→ **Exercise brief**
Rewrite every line of the items below as a numbered list, and leave out any blank lines.

→ **Record extracts**
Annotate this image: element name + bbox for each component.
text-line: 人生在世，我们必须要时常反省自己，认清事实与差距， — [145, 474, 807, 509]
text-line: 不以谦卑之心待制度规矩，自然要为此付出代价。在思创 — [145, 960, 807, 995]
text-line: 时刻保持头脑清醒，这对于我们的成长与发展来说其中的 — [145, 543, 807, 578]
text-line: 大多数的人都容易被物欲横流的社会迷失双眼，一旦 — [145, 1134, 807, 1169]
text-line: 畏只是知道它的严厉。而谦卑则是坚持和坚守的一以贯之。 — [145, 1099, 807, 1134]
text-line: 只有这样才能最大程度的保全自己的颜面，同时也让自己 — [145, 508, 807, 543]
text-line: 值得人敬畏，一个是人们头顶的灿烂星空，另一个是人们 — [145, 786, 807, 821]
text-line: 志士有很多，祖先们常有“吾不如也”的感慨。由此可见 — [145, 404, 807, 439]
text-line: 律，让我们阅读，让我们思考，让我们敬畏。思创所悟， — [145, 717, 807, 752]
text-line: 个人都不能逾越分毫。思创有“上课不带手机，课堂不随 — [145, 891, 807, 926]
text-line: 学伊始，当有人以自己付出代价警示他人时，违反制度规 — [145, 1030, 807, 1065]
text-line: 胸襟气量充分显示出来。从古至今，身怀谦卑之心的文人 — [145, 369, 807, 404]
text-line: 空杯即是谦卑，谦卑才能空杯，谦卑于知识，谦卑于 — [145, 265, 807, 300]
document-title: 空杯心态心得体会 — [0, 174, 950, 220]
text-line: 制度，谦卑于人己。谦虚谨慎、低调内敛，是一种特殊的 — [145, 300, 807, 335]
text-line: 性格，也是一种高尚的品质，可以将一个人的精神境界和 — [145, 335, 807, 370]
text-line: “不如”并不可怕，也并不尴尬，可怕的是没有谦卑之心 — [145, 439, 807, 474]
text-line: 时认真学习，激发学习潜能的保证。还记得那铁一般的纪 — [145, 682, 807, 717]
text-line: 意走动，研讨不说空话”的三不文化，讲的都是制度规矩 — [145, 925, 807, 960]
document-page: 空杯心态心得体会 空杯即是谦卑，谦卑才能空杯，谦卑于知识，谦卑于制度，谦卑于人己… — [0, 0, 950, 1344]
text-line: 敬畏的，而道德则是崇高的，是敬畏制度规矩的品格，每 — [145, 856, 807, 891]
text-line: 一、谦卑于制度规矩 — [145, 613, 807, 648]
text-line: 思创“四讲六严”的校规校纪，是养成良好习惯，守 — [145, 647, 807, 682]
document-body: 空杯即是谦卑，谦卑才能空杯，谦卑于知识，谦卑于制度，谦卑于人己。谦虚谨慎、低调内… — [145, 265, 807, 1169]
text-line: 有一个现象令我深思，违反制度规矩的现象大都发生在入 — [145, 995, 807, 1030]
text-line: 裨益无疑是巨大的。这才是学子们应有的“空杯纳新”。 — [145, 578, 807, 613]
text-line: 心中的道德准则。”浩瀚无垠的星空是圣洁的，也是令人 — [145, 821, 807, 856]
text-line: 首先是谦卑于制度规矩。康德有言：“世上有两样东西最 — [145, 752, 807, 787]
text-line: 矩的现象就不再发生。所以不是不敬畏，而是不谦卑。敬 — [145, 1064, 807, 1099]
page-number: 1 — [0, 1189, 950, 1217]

→ **Solution for this task**
1. Annotate this image: element name + bbox for each component.
2. text-line: 人生在世，我们必须要时常反省自己，认清事实与差距， — [145, 474, 807, 509]
3. text-line: 不以谦卑之心待制度规矩，自然要为此付出代价。在思创 — [145, 960, 807, 995]
4. text-line: 时刻保持头脑清醒，这对于我们的成长与发展来说其中的 — [145, 543, 807, 578]
5. text-line: 大多数的人都容易被物欲横流的社会迷失双眼，一旦 — [145, 1134, 807, 1169]
6. text-line: 畏只是知道它的严厉。而谦卑则是坚持和坚守的一以贯之。 — [145, 1099, 807, 1134]
7. text-line: 只有这样才能最大程度的保全自己的颜面，同时也让自己 — [145, 508, 807, 543]
8. text-line: 值得人敬畏，一个是人们头顶的灿烂星空，另一个是人们 — [145, 786, 807, 821]
9. text-line: 志士有很多，祖先们常有“吾不如也”的感慨。由此可见 — [145, 404, 807, 439]
10. text-line: 律，让我们阅读，让我们思考，让我们敬畏。思创所悟， — [145, 717, 807, 752]
11. text-line: 个人都不能逾越分毫。思创有“上课不带手机，课堂不随 — [145, 891, 807, 926]
12. text-line: 学伊始，当有人以自己付出代价警示他人时，违反制度规 — [145, 1030, 807, 1065]
13. text-line: 胸襟气量充分显示出来。从古至今，身怀谦卑之心的文人 — [145, 369, 807, 404]
14. text-line: 空杯即是谦卑，谦卑才能空杯，谦卑于知识，谦卑于 — [145, 265, 807, 300]
15. document-title: 空杯心态心得体会 — [0, 174, 950, 220]
16. text-line: 制度，谦卑于人己。谦虚谨慎、低调内敛，是一种特殊的 — [145, 300, 807, 335]
17. text-line: 性格，也是一种高尚的品质，可以将一个人的精神境界和 — [145, 335, 807, 370]
18. text-line: “不如”并不可怕，也并不尴尬，可怕的是没有谦卑之心 — [145, 439, 807, 474]
19. text-line: 时认真学习，激发学习潜能的保证。还记得那铁一般的纪 — [145, 682, 807, 717]
20. text-line: 意走动，研讨不说空话”的三不文化，讲的都是制度规矩 — [145, 925, 807, 960]
21. document-page: 空杯心态心得体会 空杯即是谦卑，谦卑才能空杯，谦卑于知识，谦卑于制度，谦卑于人己… — [0, 0, 950, 1344]
22. text-line: 敬畏的，而道德则是崇高的，是敬畏制度规矩的品格，每 — [145, 856, 807, 891]
23. text-line: 一、谦卑于制度规矩 — [145, 613, 807, 648]
24. text-line: 思创“四讲六严”的校规校纪，是养成良好习惯，守 — [145, 647, 807, 682]
25. document-body: 空杯即是谦卑，谦卑才能空杯，谦卑于知识，谦卑于制度，谦卑于人己。谦虚谨慎、低调内… — [145, 265, 807, 1169]
26. text-line: 有一个现象令我深思，违反制度规矩的现象大都发生在入 — [145, 995, 807, 1030]
27. text-line: 裨益无疑是巨大的。这才是学子们应有的“空杯纳新”。 — [145, 578, 807, 613]
28. text-line: 心中的道德准则。”浩瀚无垠的星空是圣洁的，也是令人 — [145, 821, 807, 856]
29. text-line: 首先是谦卑于制度规矩。康德有言：“世上有两样东西最 — [145, 752, 807, 787]
30. text-line: 矩的现象就不再发生。所以不是不敬畏，而是不谦卑。敬 — [145, 1064, 807, 1099]
31. page-number: 1 — [0, 1189, 950, 1217]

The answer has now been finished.